▶ [PROBLEM TO WORK ON]:
Go through the listing and return every line with "Paper" in it.

_ _ _

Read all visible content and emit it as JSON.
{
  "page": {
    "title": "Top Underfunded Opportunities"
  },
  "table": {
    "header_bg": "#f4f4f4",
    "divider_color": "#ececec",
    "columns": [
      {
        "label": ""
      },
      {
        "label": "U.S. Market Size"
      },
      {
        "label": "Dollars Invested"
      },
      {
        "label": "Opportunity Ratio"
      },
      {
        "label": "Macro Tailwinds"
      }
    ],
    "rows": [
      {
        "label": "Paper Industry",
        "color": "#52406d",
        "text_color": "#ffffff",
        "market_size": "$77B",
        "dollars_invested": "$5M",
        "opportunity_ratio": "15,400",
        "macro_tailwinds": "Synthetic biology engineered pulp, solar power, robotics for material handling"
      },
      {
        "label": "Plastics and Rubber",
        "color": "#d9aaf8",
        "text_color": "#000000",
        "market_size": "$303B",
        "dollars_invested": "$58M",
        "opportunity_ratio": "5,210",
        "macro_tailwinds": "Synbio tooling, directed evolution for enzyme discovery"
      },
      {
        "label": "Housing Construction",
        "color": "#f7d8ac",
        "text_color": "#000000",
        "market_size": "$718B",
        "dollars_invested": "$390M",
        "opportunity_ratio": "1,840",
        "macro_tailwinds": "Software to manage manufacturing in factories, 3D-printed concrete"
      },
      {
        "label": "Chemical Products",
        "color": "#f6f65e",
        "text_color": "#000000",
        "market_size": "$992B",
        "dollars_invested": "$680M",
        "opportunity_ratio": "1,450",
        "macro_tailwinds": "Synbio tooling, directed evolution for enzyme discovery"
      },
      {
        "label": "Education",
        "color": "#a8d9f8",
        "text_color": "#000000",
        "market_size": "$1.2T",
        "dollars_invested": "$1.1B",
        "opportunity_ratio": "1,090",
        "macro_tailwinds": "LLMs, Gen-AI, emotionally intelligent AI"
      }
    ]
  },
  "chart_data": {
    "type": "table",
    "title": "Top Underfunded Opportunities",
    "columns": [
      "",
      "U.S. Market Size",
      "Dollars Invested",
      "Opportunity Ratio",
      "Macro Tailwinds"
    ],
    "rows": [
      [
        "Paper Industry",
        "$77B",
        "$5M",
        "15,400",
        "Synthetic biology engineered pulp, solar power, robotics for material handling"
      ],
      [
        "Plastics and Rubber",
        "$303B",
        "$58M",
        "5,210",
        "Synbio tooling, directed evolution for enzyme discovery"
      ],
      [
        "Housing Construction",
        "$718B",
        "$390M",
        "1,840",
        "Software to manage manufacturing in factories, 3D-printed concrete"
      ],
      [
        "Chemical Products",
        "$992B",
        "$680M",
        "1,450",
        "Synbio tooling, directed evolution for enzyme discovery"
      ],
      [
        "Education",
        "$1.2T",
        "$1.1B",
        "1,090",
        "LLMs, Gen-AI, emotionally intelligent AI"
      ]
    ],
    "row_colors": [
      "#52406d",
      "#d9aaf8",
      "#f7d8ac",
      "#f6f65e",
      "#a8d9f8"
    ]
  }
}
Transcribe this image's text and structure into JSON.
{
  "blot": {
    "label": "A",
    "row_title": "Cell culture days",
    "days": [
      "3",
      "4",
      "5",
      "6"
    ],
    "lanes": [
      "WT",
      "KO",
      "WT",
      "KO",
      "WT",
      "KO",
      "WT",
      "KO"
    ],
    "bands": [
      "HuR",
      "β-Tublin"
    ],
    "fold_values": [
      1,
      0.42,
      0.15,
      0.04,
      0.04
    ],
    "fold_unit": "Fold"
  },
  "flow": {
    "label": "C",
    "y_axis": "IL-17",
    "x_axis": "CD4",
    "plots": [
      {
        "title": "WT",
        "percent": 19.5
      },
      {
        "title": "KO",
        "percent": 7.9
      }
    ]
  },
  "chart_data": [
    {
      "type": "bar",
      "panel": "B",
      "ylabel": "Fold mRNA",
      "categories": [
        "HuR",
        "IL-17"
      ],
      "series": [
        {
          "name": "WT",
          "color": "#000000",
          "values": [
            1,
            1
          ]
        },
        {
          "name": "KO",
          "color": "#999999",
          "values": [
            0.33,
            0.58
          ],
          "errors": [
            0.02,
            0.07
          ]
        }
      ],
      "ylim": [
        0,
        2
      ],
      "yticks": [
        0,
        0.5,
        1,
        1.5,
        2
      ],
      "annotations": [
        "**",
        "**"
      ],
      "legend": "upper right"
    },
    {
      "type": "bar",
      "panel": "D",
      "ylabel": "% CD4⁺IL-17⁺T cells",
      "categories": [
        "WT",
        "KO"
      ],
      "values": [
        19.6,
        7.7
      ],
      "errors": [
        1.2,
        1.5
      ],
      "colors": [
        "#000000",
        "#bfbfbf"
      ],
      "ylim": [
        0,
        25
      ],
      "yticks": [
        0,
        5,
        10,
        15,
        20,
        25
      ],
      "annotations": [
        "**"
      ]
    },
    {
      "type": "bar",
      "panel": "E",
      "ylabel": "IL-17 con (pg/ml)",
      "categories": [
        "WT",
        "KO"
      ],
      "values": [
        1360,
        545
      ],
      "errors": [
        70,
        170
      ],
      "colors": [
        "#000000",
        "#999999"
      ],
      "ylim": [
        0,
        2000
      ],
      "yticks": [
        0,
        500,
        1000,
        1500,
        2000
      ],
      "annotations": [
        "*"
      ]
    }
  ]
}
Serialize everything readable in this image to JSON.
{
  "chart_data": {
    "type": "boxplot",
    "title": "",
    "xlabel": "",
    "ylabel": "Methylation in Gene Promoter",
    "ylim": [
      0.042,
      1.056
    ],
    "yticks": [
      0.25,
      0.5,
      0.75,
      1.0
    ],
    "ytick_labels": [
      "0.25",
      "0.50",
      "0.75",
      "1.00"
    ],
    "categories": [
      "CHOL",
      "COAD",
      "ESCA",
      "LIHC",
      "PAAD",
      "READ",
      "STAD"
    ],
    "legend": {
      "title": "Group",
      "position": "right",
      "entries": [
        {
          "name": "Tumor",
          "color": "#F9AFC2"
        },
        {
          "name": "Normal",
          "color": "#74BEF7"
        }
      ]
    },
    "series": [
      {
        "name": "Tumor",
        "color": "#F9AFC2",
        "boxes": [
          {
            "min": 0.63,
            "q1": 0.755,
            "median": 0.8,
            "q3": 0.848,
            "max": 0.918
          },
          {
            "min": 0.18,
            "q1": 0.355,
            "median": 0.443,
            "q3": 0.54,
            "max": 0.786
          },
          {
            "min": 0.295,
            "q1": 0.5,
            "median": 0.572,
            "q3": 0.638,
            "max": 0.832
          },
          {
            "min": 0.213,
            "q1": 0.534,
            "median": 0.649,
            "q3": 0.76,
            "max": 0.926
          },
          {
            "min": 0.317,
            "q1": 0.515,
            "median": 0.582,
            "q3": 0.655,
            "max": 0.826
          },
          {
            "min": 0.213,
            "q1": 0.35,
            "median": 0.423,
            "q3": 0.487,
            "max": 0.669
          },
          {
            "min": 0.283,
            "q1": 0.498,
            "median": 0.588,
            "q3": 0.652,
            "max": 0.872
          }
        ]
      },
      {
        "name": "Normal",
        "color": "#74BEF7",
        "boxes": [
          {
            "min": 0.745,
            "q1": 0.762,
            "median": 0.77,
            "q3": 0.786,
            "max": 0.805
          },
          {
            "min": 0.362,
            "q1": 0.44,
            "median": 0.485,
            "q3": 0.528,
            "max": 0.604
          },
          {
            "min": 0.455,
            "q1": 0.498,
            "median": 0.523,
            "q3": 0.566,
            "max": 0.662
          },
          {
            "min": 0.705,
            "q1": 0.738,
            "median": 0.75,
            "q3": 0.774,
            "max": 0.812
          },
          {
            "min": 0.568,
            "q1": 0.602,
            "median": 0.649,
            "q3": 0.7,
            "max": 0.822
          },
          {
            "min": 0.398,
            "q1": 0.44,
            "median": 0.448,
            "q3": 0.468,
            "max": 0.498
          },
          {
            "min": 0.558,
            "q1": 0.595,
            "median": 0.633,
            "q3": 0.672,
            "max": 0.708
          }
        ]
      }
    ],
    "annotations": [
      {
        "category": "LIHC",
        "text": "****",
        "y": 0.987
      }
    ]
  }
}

_ _ _

▶ [PROBLEM SOLUTION]:
        "label": "Paper Industry",
        "Paper Industry",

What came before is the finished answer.